- Task description -
Copy the part of the entries that opens with the line containing "contour-label: 34 [140, 396, 159, 410]" and closes with the line containing "isentrope-line [90, 486, 908, 539]", both of those lines included, reproducing each one character for character.

- Input -
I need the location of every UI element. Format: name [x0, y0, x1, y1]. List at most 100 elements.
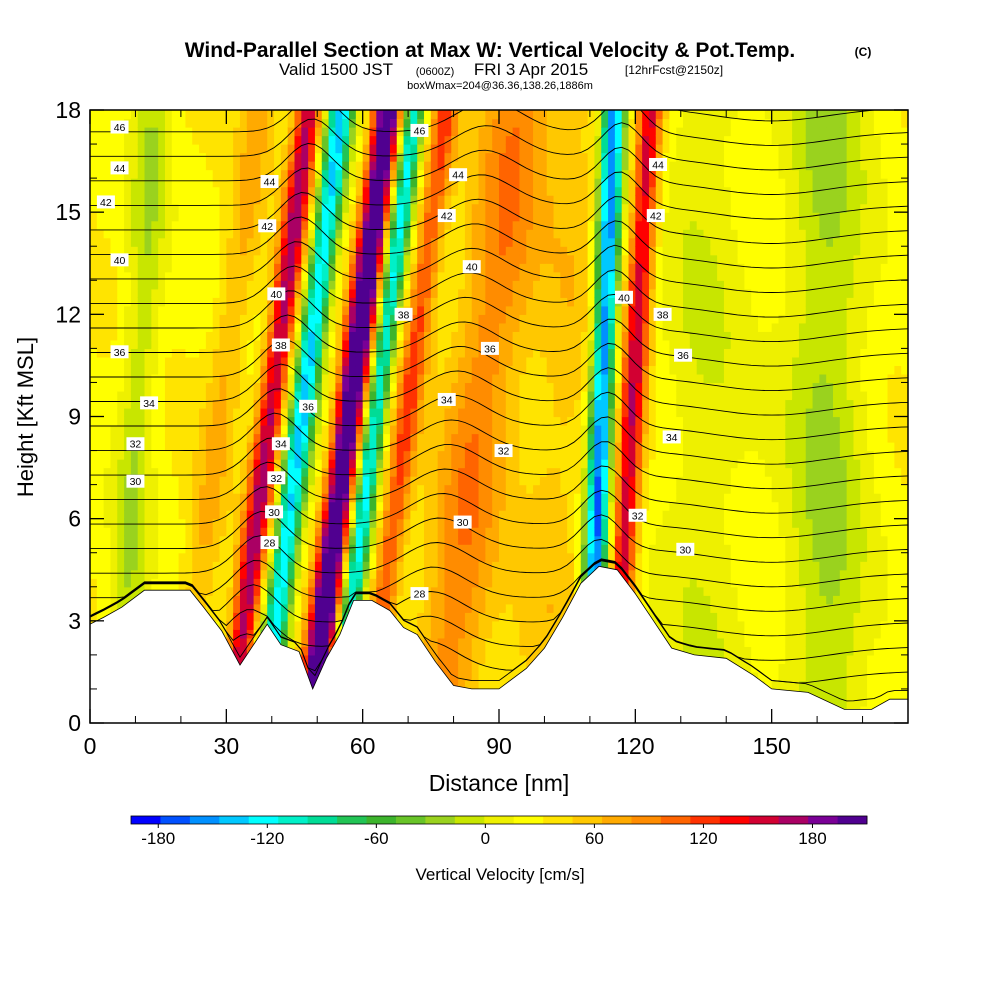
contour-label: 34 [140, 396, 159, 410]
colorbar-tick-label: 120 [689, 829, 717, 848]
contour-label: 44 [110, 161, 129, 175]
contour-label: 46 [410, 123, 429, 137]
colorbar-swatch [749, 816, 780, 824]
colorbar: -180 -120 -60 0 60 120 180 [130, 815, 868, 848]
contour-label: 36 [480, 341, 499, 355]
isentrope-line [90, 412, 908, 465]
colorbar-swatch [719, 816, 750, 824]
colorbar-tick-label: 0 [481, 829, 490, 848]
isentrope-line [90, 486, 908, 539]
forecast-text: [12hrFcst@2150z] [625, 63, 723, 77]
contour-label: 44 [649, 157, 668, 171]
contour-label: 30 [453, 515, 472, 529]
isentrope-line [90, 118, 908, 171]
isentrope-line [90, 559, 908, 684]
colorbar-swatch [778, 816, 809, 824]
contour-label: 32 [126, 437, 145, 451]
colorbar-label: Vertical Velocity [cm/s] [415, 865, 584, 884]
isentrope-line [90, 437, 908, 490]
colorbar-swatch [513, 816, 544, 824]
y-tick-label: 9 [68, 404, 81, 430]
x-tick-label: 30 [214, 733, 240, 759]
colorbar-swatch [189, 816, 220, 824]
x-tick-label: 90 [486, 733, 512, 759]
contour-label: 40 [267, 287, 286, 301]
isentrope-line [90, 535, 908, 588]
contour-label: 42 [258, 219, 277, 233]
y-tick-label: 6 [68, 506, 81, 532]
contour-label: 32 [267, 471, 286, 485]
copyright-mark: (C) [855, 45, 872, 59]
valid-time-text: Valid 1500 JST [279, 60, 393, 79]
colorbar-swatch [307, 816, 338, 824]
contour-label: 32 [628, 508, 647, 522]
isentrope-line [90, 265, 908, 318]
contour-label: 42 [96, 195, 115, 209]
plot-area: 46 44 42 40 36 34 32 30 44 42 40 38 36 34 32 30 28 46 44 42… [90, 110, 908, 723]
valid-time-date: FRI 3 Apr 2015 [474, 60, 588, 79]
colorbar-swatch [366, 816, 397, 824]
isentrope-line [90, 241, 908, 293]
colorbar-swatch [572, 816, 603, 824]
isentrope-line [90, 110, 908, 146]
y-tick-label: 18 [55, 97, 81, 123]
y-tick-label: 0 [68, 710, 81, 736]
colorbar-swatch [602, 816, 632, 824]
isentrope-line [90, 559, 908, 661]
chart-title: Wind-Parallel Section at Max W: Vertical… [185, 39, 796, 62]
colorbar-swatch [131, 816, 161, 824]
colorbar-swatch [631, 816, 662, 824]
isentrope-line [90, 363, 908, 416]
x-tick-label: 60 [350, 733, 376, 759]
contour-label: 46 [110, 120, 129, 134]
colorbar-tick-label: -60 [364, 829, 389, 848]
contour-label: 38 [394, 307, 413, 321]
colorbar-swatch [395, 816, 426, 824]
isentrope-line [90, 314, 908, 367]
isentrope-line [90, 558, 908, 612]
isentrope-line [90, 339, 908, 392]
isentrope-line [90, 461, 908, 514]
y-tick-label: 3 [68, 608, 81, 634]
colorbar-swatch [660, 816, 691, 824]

- Response -
contour-label: 34 [140, 396, 159, 410]
colorbar-tick-label: 120 [689, 829, 717, 848]
contour-label: 44 [110, 161, 129, 175]
contour-label: 46 [410, 123, 429, 137]
colorbar-swatch [749, 816, 780, 824]
colorbar: -180 -120 -60 0 60 120 180 [130, 815, 868, 848]
contour-label: 36 [480, 341, 499, 355]
isentrope-line [90, 412, 908, 465]
colorbar-swatch [719, 816, 750, 824]
colorbar-tick-label: 0 [481, 829, 490, 848]
isentrope-line [90, 486, 908, 539]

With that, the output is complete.